=== Goal ===
Retype the material that follows, keeping every word as it is.

=== Input data ===
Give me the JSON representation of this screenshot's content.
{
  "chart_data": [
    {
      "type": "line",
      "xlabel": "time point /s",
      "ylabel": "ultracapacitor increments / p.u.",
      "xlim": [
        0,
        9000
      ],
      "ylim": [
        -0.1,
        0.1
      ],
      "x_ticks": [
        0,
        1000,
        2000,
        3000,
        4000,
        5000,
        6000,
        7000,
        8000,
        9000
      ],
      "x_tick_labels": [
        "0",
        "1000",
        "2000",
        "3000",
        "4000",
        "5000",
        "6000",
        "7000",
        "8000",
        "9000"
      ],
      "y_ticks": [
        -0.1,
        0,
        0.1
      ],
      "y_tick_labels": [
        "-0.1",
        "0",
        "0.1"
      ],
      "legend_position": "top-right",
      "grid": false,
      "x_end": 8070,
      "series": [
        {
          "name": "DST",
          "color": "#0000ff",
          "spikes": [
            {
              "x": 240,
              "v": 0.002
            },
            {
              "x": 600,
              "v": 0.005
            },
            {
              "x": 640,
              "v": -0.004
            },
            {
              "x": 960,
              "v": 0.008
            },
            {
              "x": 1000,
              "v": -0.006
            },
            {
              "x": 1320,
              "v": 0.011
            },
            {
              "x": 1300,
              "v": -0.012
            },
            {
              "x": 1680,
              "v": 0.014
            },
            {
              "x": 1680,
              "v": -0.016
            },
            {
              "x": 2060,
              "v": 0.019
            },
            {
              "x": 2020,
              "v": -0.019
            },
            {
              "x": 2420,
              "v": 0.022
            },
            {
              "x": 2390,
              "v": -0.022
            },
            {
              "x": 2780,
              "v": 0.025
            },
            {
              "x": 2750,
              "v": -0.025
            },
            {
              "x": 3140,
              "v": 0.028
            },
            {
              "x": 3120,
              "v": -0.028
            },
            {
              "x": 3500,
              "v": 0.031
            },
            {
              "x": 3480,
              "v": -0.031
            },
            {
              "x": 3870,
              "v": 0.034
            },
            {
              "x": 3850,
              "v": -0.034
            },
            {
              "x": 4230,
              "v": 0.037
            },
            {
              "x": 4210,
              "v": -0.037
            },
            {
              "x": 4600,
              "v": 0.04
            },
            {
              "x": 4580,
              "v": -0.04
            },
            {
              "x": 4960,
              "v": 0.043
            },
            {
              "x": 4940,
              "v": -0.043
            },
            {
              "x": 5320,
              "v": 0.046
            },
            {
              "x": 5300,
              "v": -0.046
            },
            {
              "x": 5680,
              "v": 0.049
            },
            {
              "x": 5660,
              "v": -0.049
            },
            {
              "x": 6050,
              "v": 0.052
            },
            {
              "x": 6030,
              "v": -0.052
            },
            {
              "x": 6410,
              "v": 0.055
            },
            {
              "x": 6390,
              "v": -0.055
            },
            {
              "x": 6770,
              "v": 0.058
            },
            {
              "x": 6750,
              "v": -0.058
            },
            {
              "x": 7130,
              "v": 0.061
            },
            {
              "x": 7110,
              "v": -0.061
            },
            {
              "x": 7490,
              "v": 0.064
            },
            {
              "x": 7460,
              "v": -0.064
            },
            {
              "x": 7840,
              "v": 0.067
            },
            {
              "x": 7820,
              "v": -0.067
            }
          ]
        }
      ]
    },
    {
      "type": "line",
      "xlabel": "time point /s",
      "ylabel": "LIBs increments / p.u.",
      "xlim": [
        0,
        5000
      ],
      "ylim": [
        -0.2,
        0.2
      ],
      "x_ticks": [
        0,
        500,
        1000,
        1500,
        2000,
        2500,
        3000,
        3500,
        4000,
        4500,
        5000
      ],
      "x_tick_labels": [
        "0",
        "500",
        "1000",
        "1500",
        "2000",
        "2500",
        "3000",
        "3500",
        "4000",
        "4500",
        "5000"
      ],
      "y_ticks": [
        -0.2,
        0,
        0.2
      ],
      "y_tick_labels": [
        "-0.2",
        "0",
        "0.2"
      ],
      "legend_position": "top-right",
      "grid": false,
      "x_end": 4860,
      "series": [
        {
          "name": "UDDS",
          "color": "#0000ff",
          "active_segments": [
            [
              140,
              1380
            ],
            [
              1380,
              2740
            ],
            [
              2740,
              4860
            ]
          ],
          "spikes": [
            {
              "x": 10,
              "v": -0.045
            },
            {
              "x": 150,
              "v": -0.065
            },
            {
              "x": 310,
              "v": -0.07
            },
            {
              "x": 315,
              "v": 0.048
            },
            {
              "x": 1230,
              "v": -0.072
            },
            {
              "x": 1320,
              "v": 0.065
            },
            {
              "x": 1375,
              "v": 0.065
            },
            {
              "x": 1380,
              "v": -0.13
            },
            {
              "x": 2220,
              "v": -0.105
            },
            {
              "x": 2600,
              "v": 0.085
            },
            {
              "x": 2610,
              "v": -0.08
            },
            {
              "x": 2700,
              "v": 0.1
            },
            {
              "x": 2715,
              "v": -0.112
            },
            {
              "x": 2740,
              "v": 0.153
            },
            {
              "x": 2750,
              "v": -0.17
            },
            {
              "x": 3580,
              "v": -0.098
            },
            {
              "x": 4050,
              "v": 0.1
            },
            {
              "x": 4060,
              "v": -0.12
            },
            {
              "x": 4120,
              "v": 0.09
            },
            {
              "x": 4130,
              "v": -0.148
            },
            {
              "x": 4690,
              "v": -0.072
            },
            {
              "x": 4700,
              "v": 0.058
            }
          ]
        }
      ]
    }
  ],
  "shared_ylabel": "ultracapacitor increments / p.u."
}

=== Response ===
Give me the JSON representation of this screenshot's content.
{
  "chart_data": [
    {
      "type": "line",
      "xlabel": "time point /s",
      "ylabel": "ultracapacitor increments / p.u.",
      "xlim": [
        0,
        9000
      ],
      "ylim": [
        -0.1,
        0.1
      ],
      "x_ticks": [
        0,
        1000,
        2000,
        3000,
        4000,
        5000,
        6000,
        7000,
        8000,
        9000
      ],
      "x_tick_labels": [
        "0",
        "1000",
        "2000",
        "3000",
        "4000",
        "5000",
        "6000",
        "7000",
        "8000",
        "9000"
      ],
      "y_ticks": [
        -0.1,
        0,
        0.1
      ],
      "y_tick_labels": [
        "-0.1",
        "0",
        "0.1"
      ],
      "legend_position": "top-right",
      "grid": false,
      "x_end": 8070,
      "series": [
        {
          "name": "DST",
          "color": "#0000ff",
          "spikes": [
            {
              "x": 240,
              "v": 0.002
            },
            {
              "x": 600,
              "v": 0.005
            },
            {
              "x": 640,
              "v": -0.004
            },
            {
              "x": 960,
              "v": 0.008
            },
            {
              "x": 1000,
              "v": -0.006
            },
            {
              "x": 1320,
              "v": 0.011
            },
            {
              "x": 1300,
              "v": -0.012
            },
            {
              "x": 1680,
              "v": 0.014
            },
            {
              "x": 1680,
              "v": -0.016
            },
            {
              "x": 2060,
              "v": 0.019
            },
            {
              "x": 2020,
              "v": -0.019
            },
            {
              "x": 2420,
              "v": 0.022
            },
            {
              "x": 2390,
              "v": -0.022
            },
            {
              "x": 2780,
              "v": 0.025
            },
            {
              "x": 2750,
              "v": -0.025
            },
            {
              "x": 3140,
              "v": 0.028
            },
            {
              "x": 3120,
              "v": -0.028
            },
            {
              "x": 3500,
              "v": 0.031
            },
            {
              "x": 3480,
              "v": -0.031
            },
            {
              "x": 3870,
              "v": 0.034
            },
            {
              "x": 3850,
              "v": -0.034
            },
            {
              "x": 4230,
              "v": 0.037
            },
            {
              "x": 4210,
              "v": -0.037
            },
            {
              "x": 4600,
              "v": 0.04
            },
            {
              "x": 4580,
              "v": -0.04
            },
            {
              "x": 4960,
              "v": 0.043
            },
            {
              "x": 4940,
              "v": -0.043
            },
            {
              "x": 5320,
              "v": 0.046
            },
            {
              "x": 5300,
              "v": -0.046
            },
            {
              "x": 5680,
              "v": 0.049
            },
            {
              "x": 5660,
              "v": -0.049
            },
            {
              "x": 6050,
              "v": 0.052
            },
            {
              "x": 6030,
              "v": -0.052
            },
            {
              "x": 6410,
              "v": 0.055
            },
            {
              "x": 6390,
              "v": -0.055
            },
            {
              "x": 6770,
              "v": 0.058
            },
            {
              "x": 6750,
              "v": -0.058
            },
            {
              "x": 7130,
              "v": 0.061
            },
            {
              "x": 7110,
              "v": -0.061
            },
            {
              "x": 7490,
              "v": 0.064
            },
            {
              "x": 7460,
              "v": -0.064
            },
            {
              "x": 7840,
              "v": 0.067
            },
            {
              "x": 7820,
              "v": -0.067
            }
          ]
        }
      ]
    },
    {
      "type": "line",
      "xlabel": "time point /s",
      "ylabel": "LIBs increments / p.u.",
      "xlim": [
        0,
        5000
      ],
      "ylim": [
        -0.2,
        0.2
      ],
      "x_ticks": [
        0,
        500,
        1000,
        1500,
        2000,
        2500,
        3000,
        3500,
        4000,
        4500,
        5000
      ],
      "x_tick_labels": [
        "0",
        "500",
        "1000",
        "1500",
        "2000",
        "2500",
        "3000",
        "3500",
        "4000",
        "4500",
        "5000"
      ],
      "y_ticks": [
        -0.2,
        0,
        0.2
      ],
      "y_tick_labels": [
        "-0.2",
        "0",
        "0.2"
      ],
      "legend_position": "top-right",
      "grid": false,
      "x_end": 4860,
      "series": [
        {
          "name": "UDDS",
          "color": "#0000ff",
          "active_segments": [
            [
              140,
              1380
            ],
            [
              1380,
              2740
            ],
            [
              2740,
              4860
            ]
          ],
          "spikes": [
            {
              "x": 10,
              "v": -0.045
            },
            {
              "x": 150,
              "v": -0.065
            },
            {
              "x": 310,
              "v": -0.07
            },
            {
              "x": 315,
              "v": 0.048
            },
            {
              "x": 1230,
              "v": -0.072
            },
            {
              "x": 1320,
              "v": 0.065
            },
            {
              "x": 1375,
              "v": 0.065
            },
            {
              "x": 1380,
              "v": -0.13
            },
            {
              "x": 2220,
              "v": -0.105
            },
            {
              "x": 2600,
              "v": 0.085
            },
            {
              "x": 2610,
              "v": -0.08
            },
            {
              "x": 2700,
              "v": 0.1
            },
            {
              "x": 2715,
              "v": -0.112
            },
            {
              "x": 2740,
              "v": 0.153
            },
            {
              "x": 2750,
              "v": -0.17
            },
            {
              "x": 3580,
              "v": -0.098
            },
            {
              "x": 4050,
              "v": 0.1
            },
            {
              "x": 4060,
              "v": -0.12
            },
            {
              "x": 4120,
              "v": 0.09
            },
            {
              "x": 4130,
              "v": -0.148
            },
            {
              "x": 4690,
              "v": -0.072
            },
            {
              "x": 4700,
              "v": 0.058
            }
          ]
        }
      ]
    }
  ],
  "shared_ylabel": "ultracapacitor increments / p.u."
}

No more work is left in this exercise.